** Begin Available data **
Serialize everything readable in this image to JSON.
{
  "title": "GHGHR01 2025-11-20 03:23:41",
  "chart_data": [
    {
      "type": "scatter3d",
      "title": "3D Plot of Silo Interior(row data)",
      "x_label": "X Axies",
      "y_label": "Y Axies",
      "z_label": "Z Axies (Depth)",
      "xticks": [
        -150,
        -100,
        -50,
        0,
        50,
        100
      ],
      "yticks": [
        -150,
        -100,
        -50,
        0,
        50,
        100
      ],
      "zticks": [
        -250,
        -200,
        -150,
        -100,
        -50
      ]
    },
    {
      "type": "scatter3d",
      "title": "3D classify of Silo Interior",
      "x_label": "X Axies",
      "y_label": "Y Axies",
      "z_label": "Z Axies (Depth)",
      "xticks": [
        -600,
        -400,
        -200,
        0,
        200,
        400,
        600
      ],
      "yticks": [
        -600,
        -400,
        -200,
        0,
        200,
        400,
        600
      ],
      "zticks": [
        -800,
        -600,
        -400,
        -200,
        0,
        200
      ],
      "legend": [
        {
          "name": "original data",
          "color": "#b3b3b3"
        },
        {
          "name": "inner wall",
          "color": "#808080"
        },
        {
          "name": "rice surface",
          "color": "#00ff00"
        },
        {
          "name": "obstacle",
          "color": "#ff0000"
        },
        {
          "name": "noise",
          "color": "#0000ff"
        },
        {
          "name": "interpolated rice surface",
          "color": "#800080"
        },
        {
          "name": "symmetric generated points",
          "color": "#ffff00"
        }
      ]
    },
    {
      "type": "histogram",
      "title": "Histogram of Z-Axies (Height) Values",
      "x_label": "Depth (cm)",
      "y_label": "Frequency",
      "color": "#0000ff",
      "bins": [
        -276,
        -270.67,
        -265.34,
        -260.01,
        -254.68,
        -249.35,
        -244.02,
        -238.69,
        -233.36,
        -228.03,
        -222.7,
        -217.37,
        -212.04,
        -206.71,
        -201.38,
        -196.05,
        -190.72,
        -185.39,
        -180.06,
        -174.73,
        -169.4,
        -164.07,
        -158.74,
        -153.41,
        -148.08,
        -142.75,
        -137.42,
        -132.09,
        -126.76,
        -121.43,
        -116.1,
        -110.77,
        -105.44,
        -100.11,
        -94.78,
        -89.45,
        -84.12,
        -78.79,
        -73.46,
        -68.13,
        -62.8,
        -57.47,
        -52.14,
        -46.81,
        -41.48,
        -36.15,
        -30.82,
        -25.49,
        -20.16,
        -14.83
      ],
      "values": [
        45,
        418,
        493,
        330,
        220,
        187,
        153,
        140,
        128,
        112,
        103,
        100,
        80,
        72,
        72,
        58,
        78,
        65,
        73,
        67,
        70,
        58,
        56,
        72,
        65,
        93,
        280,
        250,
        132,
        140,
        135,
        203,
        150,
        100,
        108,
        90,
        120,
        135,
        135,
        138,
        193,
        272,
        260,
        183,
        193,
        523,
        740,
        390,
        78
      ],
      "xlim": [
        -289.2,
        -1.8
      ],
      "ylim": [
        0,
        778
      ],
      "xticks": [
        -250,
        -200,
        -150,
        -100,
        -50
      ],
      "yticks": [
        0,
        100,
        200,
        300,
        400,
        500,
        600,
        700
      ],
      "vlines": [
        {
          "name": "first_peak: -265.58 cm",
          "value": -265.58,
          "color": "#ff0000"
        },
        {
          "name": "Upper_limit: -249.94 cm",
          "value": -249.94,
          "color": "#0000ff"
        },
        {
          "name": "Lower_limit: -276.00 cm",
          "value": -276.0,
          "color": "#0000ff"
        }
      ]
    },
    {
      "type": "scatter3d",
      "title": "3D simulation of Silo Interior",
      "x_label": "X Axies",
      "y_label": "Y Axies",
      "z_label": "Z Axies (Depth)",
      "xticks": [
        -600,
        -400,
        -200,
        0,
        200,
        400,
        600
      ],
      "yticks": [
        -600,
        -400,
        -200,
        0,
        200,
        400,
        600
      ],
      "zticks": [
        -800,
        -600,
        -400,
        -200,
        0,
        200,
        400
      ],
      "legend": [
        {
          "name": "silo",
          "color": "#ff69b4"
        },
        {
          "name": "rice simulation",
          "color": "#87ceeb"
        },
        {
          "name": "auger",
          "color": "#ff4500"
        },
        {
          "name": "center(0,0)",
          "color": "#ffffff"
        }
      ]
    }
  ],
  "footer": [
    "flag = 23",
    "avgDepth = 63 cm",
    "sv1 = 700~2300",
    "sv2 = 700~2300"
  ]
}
** End Available data **
* _Exercise objective_
Copy out each line in the preceding records that contains "rice".

* _Task result_
          "name": "rice surface",
          "name": "interpolated rice surface",
          "name": "rice simulation",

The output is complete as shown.